** begin Entries **
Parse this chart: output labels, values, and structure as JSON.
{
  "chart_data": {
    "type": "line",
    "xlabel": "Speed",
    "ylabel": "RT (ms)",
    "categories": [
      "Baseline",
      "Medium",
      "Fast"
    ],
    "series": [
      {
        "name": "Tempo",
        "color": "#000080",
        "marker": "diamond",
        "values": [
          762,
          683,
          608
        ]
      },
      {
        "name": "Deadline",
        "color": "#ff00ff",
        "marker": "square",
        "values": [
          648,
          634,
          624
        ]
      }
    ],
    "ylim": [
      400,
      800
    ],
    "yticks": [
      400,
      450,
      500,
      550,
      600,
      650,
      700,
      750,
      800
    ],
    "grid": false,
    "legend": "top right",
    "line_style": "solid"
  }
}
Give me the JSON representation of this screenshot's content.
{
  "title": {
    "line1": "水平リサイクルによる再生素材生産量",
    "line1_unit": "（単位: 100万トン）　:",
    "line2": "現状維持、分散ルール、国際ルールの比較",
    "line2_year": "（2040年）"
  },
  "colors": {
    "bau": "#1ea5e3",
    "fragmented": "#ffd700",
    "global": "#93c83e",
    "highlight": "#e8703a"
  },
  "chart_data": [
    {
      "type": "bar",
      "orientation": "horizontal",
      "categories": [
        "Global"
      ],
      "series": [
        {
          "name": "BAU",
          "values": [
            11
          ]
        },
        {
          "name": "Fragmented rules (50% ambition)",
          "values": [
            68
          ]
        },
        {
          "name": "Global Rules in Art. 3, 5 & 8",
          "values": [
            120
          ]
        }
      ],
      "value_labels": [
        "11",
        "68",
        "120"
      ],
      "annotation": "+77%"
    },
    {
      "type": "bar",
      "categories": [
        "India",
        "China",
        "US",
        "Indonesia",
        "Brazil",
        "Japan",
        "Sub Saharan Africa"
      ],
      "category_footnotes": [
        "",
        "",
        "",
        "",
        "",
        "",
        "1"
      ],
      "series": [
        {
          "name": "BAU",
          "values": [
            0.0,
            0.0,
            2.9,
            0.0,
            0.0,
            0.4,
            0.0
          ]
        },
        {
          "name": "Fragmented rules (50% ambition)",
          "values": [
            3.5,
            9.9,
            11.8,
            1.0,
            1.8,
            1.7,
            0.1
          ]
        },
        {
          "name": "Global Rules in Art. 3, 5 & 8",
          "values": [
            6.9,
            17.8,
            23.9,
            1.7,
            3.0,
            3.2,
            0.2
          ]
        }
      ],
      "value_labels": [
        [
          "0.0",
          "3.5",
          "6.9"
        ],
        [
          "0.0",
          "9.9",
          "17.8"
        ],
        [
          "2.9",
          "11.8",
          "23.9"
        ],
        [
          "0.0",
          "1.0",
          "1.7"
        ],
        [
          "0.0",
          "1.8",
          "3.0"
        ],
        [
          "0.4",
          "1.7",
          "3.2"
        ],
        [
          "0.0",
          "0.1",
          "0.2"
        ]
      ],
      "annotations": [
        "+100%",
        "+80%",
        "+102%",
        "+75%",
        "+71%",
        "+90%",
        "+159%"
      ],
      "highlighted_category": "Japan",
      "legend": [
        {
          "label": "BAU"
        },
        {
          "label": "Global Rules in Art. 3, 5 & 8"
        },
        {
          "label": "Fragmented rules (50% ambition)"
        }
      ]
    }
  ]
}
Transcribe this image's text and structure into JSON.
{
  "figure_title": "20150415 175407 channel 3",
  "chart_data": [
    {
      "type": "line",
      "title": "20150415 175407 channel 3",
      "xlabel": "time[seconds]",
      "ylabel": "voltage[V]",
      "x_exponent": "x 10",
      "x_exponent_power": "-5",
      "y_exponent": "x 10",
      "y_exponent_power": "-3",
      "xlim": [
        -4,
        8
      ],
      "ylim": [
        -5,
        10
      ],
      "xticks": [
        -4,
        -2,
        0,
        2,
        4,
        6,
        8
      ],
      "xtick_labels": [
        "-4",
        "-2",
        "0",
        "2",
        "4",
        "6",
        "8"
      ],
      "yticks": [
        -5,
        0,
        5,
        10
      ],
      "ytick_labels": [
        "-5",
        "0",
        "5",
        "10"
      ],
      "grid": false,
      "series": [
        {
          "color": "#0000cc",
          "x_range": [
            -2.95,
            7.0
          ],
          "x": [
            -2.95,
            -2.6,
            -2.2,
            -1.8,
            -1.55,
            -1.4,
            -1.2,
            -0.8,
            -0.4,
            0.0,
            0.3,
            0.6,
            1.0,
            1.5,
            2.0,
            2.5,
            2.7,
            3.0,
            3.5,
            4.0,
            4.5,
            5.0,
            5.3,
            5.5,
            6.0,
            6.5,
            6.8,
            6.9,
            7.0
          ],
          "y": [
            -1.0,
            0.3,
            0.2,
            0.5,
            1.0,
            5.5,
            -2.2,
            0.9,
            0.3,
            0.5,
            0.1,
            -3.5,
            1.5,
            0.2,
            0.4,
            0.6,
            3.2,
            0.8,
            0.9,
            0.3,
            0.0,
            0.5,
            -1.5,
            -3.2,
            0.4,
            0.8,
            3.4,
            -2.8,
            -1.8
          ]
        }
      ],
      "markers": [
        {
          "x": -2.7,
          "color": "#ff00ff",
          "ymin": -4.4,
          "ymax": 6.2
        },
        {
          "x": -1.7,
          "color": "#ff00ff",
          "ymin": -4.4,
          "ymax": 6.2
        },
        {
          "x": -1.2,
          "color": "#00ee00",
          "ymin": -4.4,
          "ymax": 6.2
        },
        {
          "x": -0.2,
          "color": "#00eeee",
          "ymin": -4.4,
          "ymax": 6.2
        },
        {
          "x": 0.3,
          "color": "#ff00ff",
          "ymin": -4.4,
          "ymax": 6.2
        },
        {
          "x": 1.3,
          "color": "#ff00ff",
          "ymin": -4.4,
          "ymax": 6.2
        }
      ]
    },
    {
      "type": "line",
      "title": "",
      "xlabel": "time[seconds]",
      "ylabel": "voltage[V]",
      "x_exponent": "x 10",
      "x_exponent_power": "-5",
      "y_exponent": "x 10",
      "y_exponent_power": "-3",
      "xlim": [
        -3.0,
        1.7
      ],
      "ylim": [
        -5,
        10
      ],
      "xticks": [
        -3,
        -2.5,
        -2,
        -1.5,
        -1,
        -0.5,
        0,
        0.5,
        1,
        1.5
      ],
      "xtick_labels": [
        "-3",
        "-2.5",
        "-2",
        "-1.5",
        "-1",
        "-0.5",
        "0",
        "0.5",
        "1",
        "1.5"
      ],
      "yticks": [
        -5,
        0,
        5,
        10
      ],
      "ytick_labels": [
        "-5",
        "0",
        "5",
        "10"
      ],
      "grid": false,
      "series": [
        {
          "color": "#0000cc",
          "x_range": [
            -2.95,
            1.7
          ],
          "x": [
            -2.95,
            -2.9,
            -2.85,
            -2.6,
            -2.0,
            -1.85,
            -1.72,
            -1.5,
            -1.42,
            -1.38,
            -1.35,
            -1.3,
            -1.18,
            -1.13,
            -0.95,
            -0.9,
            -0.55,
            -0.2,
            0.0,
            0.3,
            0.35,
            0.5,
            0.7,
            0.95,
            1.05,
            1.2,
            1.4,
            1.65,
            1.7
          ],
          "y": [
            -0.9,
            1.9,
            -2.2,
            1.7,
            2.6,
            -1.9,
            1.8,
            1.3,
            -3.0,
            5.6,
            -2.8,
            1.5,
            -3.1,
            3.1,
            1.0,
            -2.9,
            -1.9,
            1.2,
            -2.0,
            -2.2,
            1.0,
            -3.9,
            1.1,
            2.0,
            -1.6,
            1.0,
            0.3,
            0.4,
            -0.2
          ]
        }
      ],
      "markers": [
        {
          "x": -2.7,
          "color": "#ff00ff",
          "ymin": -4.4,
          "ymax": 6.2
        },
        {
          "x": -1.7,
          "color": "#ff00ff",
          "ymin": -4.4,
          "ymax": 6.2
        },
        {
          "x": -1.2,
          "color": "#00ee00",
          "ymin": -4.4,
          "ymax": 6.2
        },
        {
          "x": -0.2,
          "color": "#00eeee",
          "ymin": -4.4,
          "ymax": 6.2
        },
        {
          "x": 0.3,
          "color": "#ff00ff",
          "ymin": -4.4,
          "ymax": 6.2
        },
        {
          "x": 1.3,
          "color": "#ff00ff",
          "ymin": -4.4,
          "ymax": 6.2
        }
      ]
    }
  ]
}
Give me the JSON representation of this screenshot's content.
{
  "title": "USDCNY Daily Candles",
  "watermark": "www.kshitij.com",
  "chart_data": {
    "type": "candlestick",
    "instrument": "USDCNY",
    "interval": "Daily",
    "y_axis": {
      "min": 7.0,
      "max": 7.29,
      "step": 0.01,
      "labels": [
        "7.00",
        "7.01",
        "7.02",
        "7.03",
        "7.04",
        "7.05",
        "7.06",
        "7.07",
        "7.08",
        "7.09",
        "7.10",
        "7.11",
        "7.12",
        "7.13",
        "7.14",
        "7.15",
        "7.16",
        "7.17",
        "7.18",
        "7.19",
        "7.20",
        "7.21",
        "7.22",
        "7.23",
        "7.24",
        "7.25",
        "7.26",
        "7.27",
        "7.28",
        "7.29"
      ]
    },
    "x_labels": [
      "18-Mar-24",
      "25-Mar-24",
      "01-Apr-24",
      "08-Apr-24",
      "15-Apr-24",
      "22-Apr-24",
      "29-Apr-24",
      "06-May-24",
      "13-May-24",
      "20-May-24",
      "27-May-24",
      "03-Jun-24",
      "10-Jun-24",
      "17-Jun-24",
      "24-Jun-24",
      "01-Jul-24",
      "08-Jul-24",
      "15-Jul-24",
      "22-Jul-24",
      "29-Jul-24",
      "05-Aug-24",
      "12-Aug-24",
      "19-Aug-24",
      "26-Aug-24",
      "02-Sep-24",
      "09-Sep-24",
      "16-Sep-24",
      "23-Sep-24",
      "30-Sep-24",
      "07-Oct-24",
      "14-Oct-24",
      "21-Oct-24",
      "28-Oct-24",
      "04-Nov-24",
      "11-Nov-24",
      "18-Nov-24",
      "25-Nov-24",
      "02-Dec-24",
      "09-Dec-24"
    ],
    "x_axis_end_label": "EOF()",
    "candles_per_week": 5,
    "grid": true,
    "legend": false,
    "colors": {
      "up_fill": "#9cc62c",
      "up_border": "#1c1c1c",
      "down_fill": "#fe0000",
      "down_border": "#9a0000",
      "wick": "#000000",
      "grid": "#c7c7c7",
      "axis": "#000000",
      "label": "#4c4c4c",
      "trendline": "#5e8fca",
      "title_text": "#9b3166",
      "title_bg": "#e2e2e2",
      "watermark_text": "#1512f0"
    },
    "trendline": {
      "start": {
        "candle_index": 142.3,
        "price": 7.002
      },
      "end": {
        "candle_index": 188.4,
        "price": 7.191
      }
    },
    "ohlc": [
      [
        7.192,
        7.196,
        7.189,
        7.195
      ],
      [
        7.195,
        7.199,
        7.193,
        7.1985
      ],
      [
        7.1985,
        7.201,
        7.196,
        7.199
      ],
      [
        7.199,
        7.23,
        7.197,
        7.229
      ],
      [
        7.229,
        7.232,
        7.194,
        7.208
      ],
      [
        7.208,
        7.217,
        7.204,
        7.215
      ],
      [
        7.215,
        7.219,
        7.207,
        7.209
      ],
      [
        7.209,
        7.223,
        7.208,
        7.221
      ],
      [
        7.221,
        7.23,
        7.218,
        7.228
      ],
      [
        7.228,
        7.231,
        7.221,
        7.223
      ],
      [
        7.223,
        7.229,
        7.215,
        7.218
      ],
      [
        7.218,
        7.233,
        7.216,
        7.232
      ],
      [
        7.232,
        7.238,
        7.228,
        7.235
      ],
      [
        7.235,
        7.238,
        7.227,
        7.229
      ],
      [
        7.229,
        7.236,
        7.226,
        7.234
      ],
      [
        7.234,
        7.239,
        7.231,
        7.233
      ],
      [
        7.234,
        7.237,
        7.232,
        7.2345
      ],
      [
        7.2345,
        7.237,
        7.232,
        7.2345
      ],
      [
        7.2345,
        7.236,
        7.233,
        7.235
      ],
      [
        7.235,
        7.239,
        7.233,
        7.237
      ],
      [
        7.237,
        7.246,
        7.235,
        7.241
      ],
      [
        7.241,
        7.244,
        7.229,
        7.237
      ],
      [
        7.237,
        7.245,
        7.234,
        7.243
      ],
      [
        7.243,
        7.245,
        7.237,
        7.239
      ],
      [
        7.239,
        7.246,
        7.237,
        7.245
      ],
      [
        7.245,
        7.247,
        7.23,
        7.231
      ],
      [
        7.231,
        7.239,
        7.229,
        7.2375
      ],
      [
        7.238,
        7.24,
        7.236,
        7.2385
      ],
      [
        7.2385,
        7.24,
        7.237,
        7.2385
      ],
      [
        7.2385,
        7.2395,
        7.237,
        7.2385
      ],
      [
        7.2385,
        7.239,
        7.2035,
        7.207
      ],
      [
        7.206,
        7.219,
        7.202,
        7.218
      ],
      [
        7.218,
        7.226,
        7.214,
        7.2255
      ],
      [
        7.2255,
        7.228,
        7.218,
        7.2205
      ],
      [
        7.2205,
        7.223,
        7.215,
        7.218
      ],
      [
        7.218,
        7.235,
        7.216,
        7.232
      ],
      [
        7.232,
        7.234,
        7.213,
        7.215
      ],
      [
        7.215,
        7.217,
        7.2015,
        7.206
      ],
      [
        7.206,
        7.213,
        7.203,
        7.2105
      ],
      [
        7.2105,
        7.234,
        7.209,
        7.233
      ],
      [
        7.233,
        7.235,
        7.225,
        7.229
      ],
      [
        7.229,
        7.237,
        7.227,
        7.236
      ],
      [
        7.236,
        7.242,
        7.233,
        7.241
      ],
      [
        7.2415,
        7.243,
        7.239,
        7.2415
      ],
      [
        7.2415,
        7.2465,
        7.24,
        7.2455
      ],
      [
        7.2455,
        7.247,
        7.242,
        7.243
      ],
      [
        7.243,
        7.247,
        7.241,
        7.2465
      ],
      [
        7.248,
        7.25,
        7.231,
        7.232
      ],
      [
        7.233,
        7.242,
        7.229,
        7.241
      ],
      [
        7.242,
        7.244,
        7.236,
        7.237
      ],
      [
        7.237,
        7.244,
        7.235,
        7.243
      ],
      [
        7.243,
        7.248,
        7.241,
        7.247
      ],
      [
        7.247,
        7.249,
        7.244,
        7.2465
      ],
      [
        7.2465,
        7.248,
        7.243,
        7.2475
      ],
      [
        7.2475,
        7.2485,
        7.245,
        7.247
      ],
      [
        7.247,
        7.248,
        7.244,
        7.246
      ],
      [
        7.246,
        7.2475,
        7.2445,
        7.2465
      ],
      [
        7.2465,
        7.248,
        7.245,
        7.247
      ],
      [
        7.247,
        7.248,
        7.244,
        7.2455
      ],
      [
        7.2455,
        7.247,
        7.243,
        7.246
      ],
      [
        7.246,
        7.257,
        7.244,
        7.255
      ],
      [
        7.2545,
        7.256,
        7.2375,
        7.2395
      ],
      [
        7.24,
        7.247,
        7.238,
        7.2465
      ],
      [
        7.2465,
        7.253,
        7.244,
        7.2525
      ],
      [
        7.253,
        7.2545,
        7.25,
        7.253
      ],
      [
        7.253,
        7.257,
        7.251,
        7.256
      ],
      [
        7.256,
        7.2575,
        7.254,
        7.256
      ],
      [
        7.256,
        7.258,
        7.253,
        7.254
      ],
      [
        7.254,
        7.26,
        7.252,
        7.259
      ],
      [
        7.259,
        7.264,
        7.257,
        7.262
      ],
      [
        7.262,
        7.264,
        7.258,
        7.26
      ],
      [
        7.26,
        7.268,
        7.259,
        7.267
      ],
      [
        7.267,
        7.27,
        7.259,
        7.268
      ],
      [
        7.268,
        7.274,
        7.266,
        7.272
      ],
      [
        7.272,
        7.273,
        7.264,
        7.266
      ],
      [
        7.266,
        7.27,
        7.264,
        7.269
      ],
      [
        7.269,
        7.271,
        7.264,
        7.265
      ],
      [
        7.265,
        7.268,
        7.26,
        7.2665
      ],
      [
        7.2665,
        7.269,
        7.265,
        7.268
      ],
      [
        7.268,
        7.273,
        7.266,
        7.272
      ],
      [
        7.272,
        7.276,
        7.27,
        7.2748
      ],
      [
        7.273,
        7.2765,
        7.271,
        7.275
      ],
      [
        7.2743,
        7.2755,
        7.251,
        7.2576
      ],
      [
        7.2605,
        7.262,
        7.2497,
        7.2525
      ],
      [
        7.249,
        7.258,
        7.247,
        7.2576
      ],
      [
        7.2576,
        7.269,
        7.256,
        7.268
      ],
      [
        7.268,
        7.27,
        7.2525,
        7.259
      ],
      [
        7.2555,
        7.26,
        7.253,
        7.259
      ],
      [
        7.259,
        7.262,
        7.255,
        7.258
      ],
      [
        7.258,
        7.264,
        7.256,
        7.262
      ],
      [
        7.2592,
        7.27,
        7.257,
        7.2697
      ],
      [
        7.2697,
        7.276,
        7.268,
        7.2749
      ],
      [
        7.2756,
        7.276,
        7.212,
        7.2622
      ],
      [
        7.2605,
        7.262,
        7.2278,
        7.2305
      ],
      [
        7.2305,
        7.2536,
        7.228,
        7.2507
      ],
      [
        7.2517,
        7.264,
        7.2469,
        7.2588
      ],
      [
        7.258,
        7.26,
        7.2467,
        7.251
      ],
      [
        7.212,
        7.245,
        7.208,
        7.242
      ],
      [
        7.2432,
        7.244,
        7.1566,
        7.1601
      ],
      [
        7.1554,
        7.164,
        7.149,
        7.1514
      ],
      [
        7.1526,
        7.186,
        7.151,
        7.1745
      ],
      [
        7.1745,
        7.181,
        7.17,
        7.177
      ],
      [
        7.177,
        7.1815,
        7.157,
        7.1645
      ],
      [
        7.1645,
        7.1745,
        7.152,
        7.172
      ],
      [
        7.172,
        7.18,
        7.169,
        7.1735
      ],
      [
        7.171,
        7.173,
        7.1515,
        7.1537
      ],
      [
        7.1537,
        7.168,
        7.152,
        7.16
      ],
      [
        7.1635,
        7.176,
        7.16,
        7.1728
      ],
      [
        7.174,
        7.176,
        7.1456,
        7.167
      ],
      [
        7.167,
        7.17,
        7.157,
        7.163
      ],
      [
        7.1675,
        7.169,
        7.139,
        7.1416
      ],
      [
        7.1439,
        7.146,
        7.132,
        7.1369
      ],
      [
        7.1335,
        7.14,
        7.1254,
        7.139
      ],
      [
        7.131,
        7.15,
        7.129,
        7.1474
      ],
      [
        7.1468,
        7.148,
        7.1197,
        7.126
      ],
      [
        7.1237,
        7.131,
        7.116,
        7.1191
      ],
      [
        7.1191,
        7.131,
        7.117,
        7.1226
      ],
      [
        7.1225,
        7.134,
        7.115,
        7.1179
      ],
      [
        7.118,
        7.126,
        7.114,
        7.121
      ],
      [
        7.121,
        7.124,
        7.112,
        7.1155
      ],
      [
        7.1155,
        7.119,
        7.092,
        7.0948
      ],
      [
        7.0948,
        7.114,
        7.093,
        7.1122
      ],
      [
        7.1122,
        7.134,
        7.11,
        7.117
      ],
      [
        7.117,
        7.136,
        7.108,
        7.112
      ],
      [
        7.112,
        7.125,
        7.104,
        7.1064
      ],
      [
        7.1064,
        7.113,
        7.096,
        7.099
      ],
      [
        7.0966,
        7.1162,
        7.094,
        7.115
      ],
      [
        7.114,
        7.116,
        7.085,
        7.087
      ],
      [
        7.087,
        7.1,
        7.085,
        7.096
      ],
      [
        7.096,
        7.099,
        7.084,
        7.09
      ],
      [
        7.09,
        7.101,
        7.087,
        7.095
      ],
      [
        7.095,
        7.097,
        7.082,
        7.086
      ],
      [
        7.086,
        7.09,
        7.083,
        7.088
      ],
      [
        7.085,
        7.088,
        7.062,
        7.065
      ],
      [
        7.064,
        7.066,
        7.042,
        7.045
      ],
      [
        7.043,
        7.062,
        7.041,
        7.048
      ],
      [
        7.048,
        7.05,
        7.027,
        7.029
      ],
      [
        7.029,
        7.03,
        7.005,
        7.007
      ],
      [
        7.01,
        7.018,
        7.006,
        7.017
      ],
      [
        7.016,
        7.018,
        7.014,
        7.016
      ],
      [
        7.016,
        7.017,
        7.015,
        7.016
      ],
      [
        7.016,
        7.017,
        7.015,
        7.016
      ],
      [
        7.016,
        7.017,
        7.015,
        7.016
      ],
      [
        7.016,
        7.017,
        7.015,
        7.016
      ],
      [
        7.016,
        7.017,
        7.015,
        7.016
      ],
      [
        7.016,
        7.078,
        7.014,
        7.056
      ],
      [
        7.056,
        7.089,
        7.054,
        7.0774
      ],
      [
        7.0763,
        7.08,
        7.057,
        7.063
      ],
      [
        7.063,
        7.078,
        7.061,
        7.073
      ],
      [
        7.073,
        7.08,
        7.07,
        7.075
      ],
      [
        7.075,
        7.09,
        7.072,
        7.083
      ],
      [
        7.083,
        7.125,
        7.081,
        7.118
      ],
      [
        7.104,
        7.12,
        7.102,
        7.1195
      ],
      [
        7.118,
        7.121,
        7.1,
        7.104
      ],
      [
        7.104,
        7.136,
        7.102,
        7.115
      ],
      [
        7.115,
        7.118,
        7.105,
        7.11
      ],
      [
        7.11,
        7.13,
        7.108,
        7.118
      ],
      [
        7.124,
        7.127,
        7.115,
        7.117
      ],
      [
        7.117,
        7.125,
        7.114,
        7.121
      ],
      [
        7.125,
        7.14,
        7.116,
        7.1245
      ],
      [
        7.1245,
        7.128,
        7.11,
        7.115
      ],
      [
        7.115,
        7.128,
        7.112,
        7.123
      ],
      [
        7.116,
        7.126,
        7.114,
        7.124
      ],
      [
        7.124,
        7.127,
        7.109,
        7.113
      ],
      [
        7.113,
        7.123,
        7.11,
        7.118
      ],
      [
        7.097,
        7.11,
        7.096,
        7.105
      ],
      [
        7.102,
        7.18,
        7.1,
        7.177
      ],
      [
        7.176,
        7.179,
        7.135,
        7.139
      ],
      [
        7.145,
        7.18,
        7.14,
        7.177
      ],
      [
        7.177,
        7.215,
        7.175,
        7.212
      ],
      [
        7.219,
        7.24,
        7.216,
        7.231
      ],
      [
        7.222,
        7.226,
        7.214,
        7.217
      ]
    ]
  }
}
** end Entries **
_Stated exercise_.
Scan the entries above. Copy each line that has the string "Daily".

_Exercise answer_.
  "title": "USDCNY Daily Candles",
    "interval": "Daily",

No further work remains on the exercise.